What is being asked: Can you print the data exactly and leave out each image?

Stored items
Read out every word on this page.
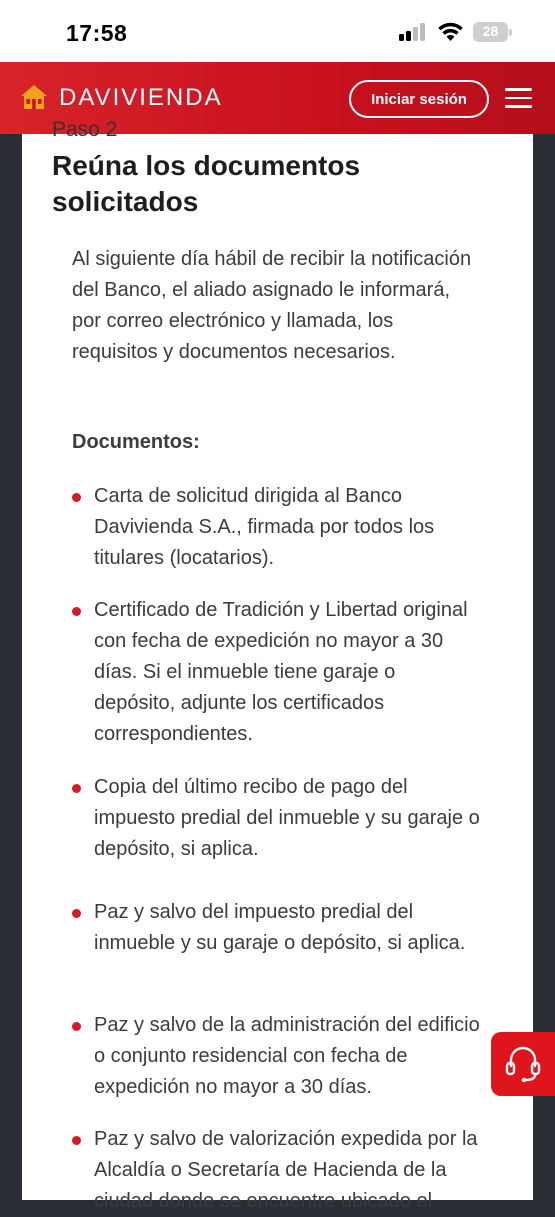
17:58	28
DAVIVIENDA	Iniciar sesión
Paso 2
Reúna los documentos solicitados
Al siguiente día hábil de recibir la notificación del Banco, el aliado asignado le informará, por correo electrónico y llamada, los requisitos y documentos necesarios.
Documentos:
Carta de solicitud dirigida al Banco Davivienda S.A., firmada por todos los titulares (locatarios).
Certificado de Tradición y Libertad original con fecha de expedición no mayor a 30 días. Si el inmueble tiene garaje o depósito, adjunte los certificados correspondientes.
Copia del último recibo de pago del impuesto predial del inmueble y su garaje o depósito, si aplica.
Paz y salvo del impuesto predial del inmueble y su garaje o depósito, si aplica.
Paz y salvo de la administración del edificio o conjunto residencial con fecha de expedición no mayor a 30 días.
Paz y salvo de valorización expedida por la Alcaldía o Secretaría de Hacienda de la ciudad donde se encuentre ubicado el
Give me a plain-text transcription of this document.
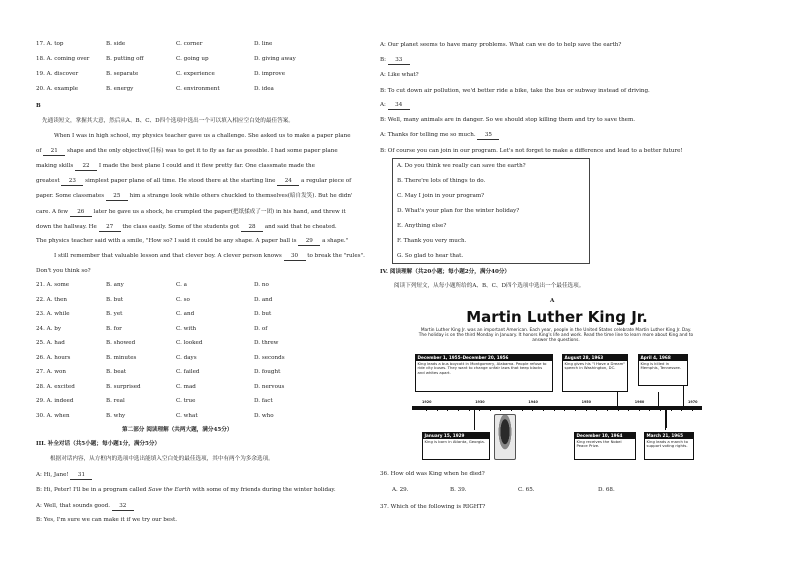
17. A. top	B. side	C. corner	D. line
18. A. coming over	B. putting off	C. going up	D. giving away
19. A. discover	B. separate	C. experience	D. improve
20. A. example	B. energy	C. environment	D. idea
B
先通读短文，掌握其大意，然后从A、B、C、D四个选项中选出一个可以填入相应空白处的最佳答案。
When I was in high school, my physics teacher gave us a challenge. She asked us to make a paper plane
of 21 shape and the only objective(目标) was to get it to fly as far as possible. I had some paper plane
making skills 22 I made the best plane I could and it flew pretty far. One classmate made the
greatest 23 simplest paper plane of all time. He stood there at the starting line 24 a regular piece of
paper. Some classmates 25 him a strange look while others chuckled to themselves(暗自发笑). But he didn'
care. A few 26 later he gave us a shock, he crumpled the paper(把纸揉成了一团) in his hand, and threw it
down the hallway. He 27 the class easily. Some of the students got 28 and said that he cheated.
The physics teacher said with a smile, "How so? I said it could be any shape. A paper ball is 29 a shape."
I still remember that valuable lesson and that clever boy. A clever person knows 30 to break the "rules".
Don't you think so?
21. A. some	B. any	C. a	D. no
22. A. then	B. but	C. so	D. and
23. A. while	B. yet	C. and	D. but
24. A. by	B. for	C. with	D. of
25. A. had	B. showed	C. looked	D. threw
26. A. hours	B. minutes	C. days	D. seconds
27. A. won	B. beat	C. failed	D. fought
28. A. excited	B. surprised	C. mad	D. nervous
29. A. indeed	B. real	C. true	D. fact
30. A. when	B. why	C. what	D. who
第二部分 阅读理解（共两大题，满分45分）
III. 补全对话（共5小题；每小题1分，满分5分）
根据对话内容，从方框内的选项中选出能填入空白处的最佳选项，其中有两个为多余选项。
A: Hi, Jane! 31
B: Hi, Peter! I'll be in a program called Save the Earth with some of my friends during the winter holiday.
A: Well, that sounds good. 32
B: Yes, I'm sure we can make it if we try our best.
A: Our planet seems to have many problems. What can we do to help save the earth?
B: 33
A: Like what?
B: To cut down air pollution, we'd better ride a bike, take the bus or subway instead of driving.
A: 34
B: Well, many animals are in danger. So we should stop killing them and try to save them.
A: Thanks for telling me so much. 35
B: Of course you can join in our program. Let's not forget to make a difference and lead to a better future!
A. Do you think we really can save the earth?
B. There're lots of things to do.
C. May I join in your program?
D. What's your plan for the winter holiday?
E. Anything else?
F. Thank you very much.
G. So glad to hear that.
IV. 阅读理解（共20小题；每小题2分，满分40分）
阅读下列短文，从每小题所给的A、B、C、D四个选项中选出一个最佳选项。
A
Martin Luther King Jr.
Martin Luther King Jr. was an important American. Each year, people in the United States celebrate Martin Luther King Jr. Day. The holiday is on the third Monday in January. It honors King's life and work. Read the time line to learn more about King and to answer the questions.
December 1, 1955–December 20, 1956
King leads a bus boycott in Montgomery, Alabama. People refuse to ride city buses. They want to change unfair laws that keep blacks and whites apart.
August 28, 1963
King gives his "I Have a Dream" speech in Washington, DC.
April 4, 1968
King is killed in Memphis, Tennessee.
1920	1930	1940	1950	1960	1970
January 15, 1929
King is born in Atlanta, Georgia.
December 10, 1964
King receives the Nobel Peace Prize.
March 21, 1965
King leads a march to support voting rights.
36. How old was King when he died?
A. 29.	B. 39.	C. 65.	D. 68.
37. Which of the following is RIGHT?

Result of this task:
Read out every word on this page.
17:58	28
DAVIVIENDA	Iniciar sesión
Paso 2
Reúna los documentos solicitados
Al siguiente día hábil de recibir la notificación del Banco, el aliado asignado le informará, por correo electrónico y llamada, los requisitos y documentos necesarios.
Documentos:
Carta de solicitud dirigida al Banco Davivienda S.A., firmada por todos los titulares (locatarios).
Certificado de Tradición y Libertad original con fecha de expedición no mayor a 30 días. Si el inmueble tiene garaje o depósito, adjunte los certificados correspondientes.
Copia del último recibo de pago del impuesto predial del inmueble y su garaje o depósito, si aplica.
Paz y salvo del impuesto predial del inmueble y su garaje o depósito, si aplica.
Paz y salvo de la administración del edificio o conjunto residencial con fecha de expedición no mayor a 30 días.
Paz y salvo de valorización expedida por la Alcaldía o Secretaría de Hacienda de la ciudad donde se encuentre ubicado el
Give me a plain-text transcription of this document.
17. A. top	B. side	C. corner	D. line
18. A. coming over	B. putting off	C. going up	D. giving away
19. A. discover	B. separate	C. experience	D. improve
20. A. example	B. energy	C. environment	D. idea
B
先通读短文，掌握其大意，然后从A、B、C、D四个选项中选出一个可以填入相应空白处的最佳答案。
When I was in high school, my physics teacher gave us a challenge. She asked us to make a paper plane
of 21 shape and the only objective(目标) was to get it to fly as far as possible. I had some paper plane
making skills 22 I made the best plane I could and it flew pretty far. One classmate made the
greatest 23 simplest paper plane of all time. He stood there at the starting line 24 a regular piece of
paper. Some classmates 25 him a strange look while others chuckled to themselves(暗自发笑). But he didn'
care. A few 26 later he gave us a shock, he crumpled the paper(把纸揉成了一团) in his hand, and threw it
down the hallway. He 27 the class easily. Some of the students got 28 and said that he cheated.
The physics teacher said with a smile, "How so? I said it could be any shape. A paper ball is 29 a shape."
I still remember that valuable lesson and that clever boy. A clever person knows 30 to break the "rules".
Don't you think so?
21. A. some	B. any	C. a	D. no
22. A. then	B. but	C. so	D. and
23. A. while	B. yet	C. and	D. but
24. A. by	B. for	C. with	D. of
25. A. had	B. showed	C. looked	D. threw
26. A. hours	B. minutes	C. days	D. seconds
27. A. won	B. beat	C. failed	D. fought
28. A. excited	B. surprised	C. mad	D. nervous
29. A. indeed	B. real	C. true	D. fact
30. A. when	B. why	C. what	D. who
第二部分 阅读理解（共两大题，满分45分）
III. 补全对话（共5小题；每小题1分，满分5分）
根据对话内容，从方框内的选项中选出能填入空白处的最佳选项，其中有两个为多余选项。
A: Hi, Jane! 31
B: Hi, Peter! I'll be in a program called Save the Earth with some of my friends during the winter holiday.
A: Well, that sounds good. 32
B: Yes, I'm sure we can make it if we try our best.
A: Our planet seems to have many problems. What can we do to help save the earth?
B: 33
A: Like what?
B: To cut down air pollution, we'd better ride a bike, take the bus or subway instead of driving.
A: 34
B: Well, many animals are in danger. So we should stop killing them and try to save them.
A: Thanks for telling me so much. 35
B: Of course you can join in our program. Let's not forget to make a difference and lead to a better future!
A. Do you think we really can save the earth?
B. There're lots of things to do.
C. May I join in your program?
D. What's your plan for the winter holiday?
E. Anything else?
F. Thank you very much.
G. So glad to hear that.
IV. 阅读理解（共20小题；每小题2分，满分40分）
阅读下列短文，从每小题所给的A、B、C、D四个选项中选出一个最佳选项。
A
Martin Luther King Jr.
Martin Luther King Jr. was an important American. Each year, people in the United States celebrate Martin Luther King Jr. Day. The holiday is on the third Monday in January. It honors King's life and work. Read the time line to learn more about King and to answer the questions.
December 1, 1955–December 20, 1956
King leads a bus boycott in Montgomery, Alabama. People refuse to ride city buses. They want to change unfair laws that keep blacks and whites apart.
August 28, 1963
King gives his "I Have a Dream" speech in Washington, DC.
April 4, 1968
King is killed in Memphis, Tennessee.
1920	1930	1940	1950	1960	1970
January 15, 1929
King is born in Atlanta, Georgia.
December 10, 1964
King receives the Nobel Peace Prize.
March 21, 1965
King leads a march to support voting rights.
36. How old was King when he died?
A. 29.	B. 39.	C. 65.	D. 68.
37. Which of the following is RIGHT?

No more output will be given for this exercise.